Would it be possible to quote, exactly and in full, the lines from the one with "Read out every word on this page." through the end of the entries below?

--------------------------------

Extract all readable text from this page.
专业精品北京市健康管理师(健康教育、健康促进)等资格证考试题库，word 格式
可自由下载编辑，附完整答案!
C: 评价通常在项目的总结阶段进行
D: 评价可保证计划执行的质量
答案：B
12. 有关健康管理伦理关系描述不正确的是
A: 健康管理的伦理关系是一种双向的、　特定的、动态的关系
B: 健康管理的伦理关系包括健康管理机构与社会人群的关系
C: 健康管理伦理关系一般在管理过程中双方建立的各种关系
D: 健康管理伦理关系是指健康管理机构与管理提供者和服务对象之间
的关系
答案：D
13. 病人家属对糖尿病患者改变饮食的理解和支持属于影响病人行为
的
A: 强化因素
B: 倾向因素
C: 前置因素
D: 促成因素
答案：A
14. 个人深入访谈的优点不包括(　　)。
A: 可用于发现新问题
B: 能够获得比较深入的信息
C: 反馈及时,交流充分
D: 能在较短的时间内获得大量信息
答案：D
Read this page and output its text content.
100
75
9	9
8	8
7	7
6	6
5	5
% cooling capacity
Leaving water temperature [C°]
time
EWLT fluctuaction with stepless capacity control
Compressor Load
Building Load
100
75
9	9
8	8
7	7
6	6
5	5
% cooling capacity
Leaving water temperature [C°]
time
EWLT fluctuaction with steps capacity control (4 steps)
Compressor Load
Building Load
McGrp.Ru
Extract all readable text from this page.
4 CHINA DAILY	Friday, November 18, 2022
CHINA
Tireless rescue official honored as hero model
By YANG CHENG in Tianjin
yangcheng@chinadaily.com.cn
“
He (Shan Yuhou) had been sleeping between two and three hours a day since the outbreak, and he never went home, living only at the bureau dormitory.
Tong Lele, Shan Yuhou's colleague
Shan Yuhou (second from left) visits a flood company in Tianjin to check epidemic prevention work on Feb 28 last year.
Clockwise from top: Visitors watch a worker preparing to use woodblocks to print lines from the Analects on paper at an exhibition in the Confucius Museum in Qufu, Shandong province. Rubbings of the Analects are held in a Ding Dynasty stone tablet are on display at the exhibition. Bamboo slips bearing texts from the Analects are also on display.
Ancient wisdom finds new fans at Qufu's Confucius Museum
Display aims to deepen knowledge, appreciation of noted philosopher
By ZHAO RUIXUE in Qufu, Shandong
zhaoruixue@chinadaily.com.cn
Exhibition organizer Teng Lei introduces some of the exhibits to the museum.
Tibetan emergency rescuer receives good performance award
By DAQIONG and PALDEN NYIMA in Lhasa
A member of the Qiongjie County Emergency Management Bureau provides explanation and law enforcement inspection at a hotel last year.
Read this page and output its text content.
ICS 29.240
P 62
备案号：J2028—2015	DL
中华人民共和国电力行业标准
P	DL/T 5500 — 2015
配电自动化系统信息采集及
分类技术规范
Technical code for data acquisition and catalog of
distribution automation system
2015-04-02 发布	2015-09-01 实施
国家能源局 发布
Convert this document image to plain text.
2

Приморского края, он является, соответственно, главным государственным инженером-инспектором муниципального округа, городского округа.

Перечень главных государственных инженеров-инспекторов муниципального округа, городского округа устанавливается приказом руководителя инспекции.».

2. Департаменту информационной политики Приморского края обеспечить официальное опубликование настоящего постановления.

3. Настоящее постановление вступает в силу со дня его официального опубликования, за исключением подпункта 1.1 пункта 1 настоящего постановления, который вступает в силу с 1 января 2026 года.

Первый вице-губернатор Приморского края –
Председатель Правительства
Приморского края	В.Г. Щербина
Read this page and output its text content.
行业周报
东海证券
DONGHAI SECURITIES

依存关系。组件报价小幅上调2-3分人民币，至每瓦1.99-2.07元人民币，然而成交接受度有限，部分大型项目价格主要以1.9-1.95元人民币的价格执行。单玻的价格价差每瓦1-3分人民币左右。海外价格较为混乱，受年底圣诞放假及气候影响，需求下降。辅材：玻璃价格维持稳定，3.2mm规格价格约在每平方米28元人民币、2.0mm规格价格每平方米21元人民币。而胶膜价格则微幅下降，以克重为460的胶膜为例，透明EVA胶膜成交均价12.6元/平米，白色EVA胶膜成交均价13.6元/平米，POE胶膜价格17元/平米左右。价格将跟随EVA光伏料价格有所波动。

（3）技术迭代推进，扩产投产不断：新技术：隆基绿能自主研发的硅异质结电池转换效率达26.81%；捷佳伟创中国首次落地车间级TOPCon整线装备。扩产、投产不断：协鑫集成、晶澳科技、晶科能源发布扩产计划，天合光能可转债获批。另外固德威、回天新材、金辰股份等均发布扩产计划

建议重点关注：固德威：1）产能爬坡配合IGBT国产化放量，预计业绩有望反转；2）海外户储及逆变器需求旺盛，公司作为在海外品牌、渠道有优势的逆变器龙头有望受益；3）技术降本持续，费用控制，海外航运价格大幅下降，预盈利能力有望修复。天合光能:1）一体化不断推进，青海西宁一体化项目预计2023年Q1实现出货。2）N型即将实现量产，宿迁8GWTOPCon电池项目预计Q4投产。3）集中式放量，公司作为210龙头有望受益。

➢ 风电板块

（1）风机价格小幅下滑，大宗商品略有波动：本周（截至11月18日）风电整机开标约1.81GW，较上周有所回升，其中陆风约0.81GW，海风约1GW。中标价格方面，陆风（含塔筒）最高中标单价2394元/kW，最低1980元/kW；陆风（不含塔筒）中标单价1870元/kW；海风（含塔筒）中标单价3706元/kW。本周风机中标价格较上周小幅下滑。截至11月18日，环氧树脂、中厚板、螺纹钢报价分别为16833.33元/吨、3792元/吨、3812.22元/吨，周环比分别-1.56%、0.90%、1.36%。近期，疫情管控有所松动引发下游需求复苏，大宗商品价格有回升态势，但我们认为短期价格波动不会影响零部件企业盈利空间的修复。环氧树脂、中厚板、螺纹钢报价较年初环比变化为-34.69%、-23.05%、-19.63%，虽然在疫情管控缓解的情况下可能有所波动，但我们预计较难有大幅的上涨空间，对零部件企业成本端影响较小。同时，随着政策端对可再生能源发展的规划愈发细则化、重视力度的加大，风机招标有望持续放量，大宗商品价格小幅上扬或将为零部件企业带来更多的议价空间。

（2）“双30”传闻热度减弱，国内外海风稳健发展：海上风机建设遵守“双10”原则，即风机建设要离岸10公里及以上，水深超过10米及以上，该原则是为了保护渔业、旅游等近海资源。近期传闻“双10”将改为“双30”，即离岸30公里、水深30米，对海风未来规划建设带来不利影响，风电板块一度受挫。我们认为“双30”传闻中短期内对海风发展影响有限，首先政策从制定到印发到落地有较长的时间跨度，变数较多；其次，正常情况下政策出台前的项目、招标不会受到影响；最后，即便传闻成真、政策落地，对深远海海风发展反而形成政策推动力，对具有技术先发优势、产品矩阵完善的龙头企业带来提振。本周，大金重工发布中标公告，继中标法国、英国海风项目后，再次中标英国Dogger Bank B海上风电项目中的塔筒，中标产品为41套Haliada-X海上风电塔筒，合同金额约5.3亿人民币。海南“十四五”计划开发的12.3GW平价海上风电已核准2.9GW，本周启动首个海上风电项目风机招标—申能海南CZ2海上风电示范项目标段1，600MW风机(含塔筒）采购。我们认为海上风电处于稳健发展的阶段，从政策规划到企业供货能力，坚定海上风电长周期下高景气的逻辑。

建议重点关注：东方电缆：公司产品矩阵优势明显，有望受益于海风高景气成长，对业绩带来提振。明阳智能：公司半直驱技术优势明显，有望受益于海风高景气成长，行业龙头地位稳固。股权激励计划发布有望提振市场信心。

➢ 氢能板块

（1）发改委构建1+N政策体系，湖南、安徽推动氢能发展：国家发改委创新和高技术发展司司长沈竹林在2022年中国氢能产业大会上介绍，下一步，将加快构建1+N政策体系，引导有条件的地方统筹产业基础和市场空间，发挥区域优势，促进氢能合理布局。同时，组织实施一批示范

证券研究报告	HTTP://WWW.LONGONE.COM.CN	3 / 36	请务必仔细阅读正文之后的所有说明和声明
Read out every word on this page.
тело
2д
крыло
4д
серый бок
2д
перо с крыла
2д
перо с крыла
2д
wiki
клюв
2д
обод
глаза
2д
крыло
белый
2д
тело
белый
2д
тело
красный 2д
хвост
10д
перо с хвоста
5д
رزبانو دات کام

--------------------------------

## Output for this exercise
Read out every word on this page.
тело
2д
крыло
4д
серый бок
2д
перо с крыла
2д
перо с крыла
2д
wiki
клюв
2д
обод
глаза
2д
крыло
белый
2д
тело
белый
2д
тело
красный 2д
хвост
10д
перо с хвоста
5д
رزبانو دات کام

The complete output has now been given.